* _Request_: Take every line from the material that has the word "Distorted" in it.

--- start of Extracted material ---

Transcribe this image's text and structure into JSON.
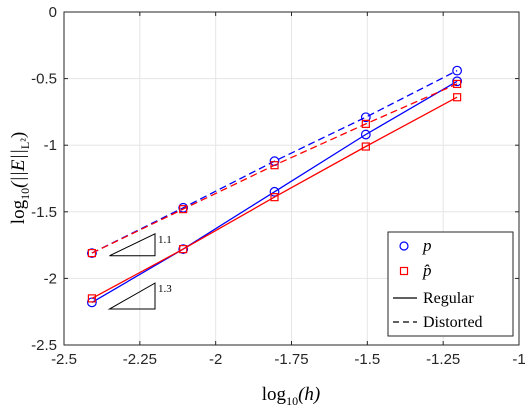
{
  "chart_data": {
    "type": "line",
    "xlabel": {
      "prefix": "log",
      "sub": "10",
      "body": "(h)"
    },
    "ylabel": {
      "prefix": "log",
      "sub": "10",
      "body": "(||E||",
      "sub2": "L²",
      "close": ")"
    },
    "xlim": [
      -2.5,
      -1
    ],
    "ylim": [
      -2.5,
      0
    ],
    "xticks": [
      -2.5,
      -2.25,
      -2,
      -1.75,
      -1.5,
      -1.25,
      -1
    ],
    "xtick_labels": [
      "-2.5",
      "-2.25",
      "-2",
      "-1.75",
      "-1.5",
      "-1.25",
      "-1"
    ],
    "yticks": [
      0,
      -0.5,
      -1,
      -1.5,
      -2,
      -2.5
    ],
    "ytick_labels": [
      "0",
      "-0.5",
      "-1",
      "-1.5",
      "-2",
      "-2.5"
    ],
    "grid": true,
    "legend_position": "bottom-right",
    "series": [
      {
        "name": "p (Regular)",
        "color": "#0000ff",
        "dash": "solid",
        "marker": "circle",
        "x": [
          -2.408,
          -2.107,
          -1.806,
          -1.505,
          -1.204
        ],
        "y": [
          -2.18,
          -1.78,
          -1.35,
          -0.92,
          -0.52
        ]
      },
      {
        "name": "p (Distorted)",
        "color": "#0000ff",
        "dash": "dashed",
        "marker": "circle",
        "x": [
          -2.408,
          -2.107,
          -1.806,
          -1.505,
          -1.204
        ],
        "y": [
          -1.81,
          -1.47,
          -1.12,
          -0.79,
          -0.44
        ]
      },
      {
        "name": "p̂ (Regular)",
        "color": "#ff0000",
        "dash": "solid",
        "marker": "square",
        "x": [
          -2.408,
          -2.107,
          -1.806,
          -1.505,
          -1.204
        ],
        "y": [
          -2.15,
          -1.78,
          -1.39,
          -1.01,
          -0.64
        ]
      },
      {
        "name": "p̂ (Distorted)",
        "color": "#ff0000",
        "dash": "dashed",
        "marker": "square",
        "x": [
          -2.408,
          -2.107,
          -1.806,
          -1.505,
          -1.204
        ],
        "y": [
          -1.81,
          -1.48,
          -1.15,
          -0.84,
          -0.54
        ]
      }
    ],
    "slope_triangles": [
      {
        "label": "1.1",
        "x0": -2.35,
        "x1": -2.2,
        "y_bottom": -1.83,
        "slope": 1.1
      },
      {
        "label": "1.3",
        "x0": -2.35,
        "x1": -2.2,
        "y_bottom": -2.23,
        "slope": 1.3
      }
    ],
    "legend": [
      {
        "symbol": "p",
        "marker": "circle",
        "color": "#0000ff"
      },
      {
        "symbol": "p̂",
        "marker": "square",
        "color": "#ff0000"
      },
      {
        "label": "Regular",
        "line": "solid",
        "color": "#000000"
      },
      {
        "label": "Distorted",
        "line": "dashed",
        "color": "#000000"
      }
    ]
  }
}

--- end of Extracted material ---

* _Problem solution_:
        "name": "p (Distorted)",
        "name": "p̂ (Distorted)",
        "label": "Distorted",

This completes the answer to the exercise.